## EXERCISE DIRECTIONS
Report every line below that holds the word "household".

(Source data)
+-------+
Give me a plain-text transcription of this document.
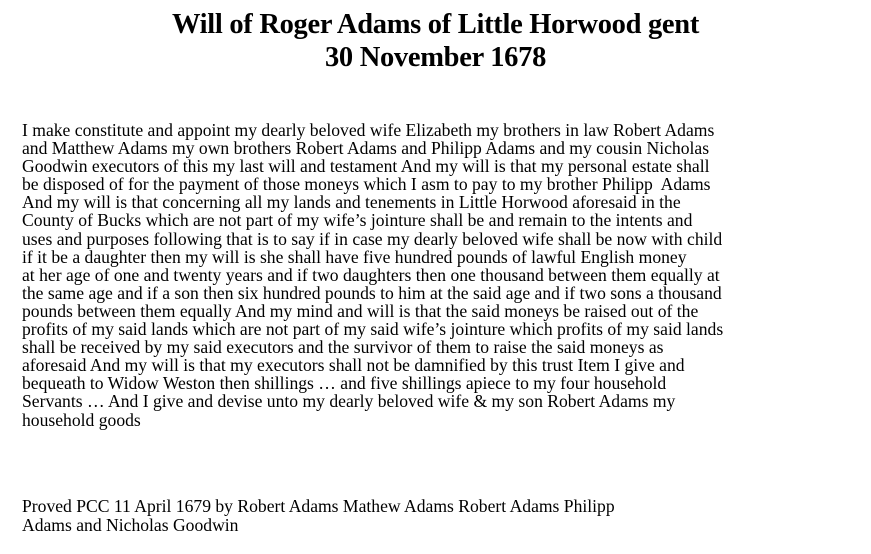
Will of Roger Adams of Little Horwood gent
30 November 1678
I make constitute and appoint my dearly beloved wife Elizabeth my brothers in law Robert Adams
and Matthew Adams my own brothers Robert Adams and Philipp Adams and my cousin Nicholas
Goodwin executors of this my last will and testament And my will is that my personal estate shall
be disposed of for the payment of those moneys which I asm to pay to my brother Philipp  Adams
And my will is that concerning all my lands and tenements in Little Horwood aforesaid in the
County of Bucks which are not part of my wife’s jointure shall be and remain to the intents and
uses and purposes following that is to say if in case my dearly beloved wife shall be now with child
if it be a daughter then my will is she shall have five hundred pounds of lawful English money
at her age of one and twenty years and if two daughters then one thousand between them equally at
the same age and if a son then six hundred pounds to him at the said age and if two sons a thousand
pounds between them equally And my mind and will is that the said moneys be raised out of the
profits of my said lands which are not part of my said wife’s jointure which profits of my said lands
shall be received by my said executors and the survivor of them to raise the said moneys as
aforesaid And my will is that my executors shall not be damnified by this trust Item I give and
bequeath to Widow Weston then shillings … and five shillings apiece to my four household
Servants … And I give and devise unto my dearly beloved wife & my son Robert Adams my
household goods
Proved PCC 11 April 1679 by Robert Adams Mathew Adams Robert Adams Philipp
Adams and Nicholas Goodwin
+-------+
## EXPECTED OUTPUT
bequeath to Widow Weston then shillings … and five shillings apiece to my four household
household goods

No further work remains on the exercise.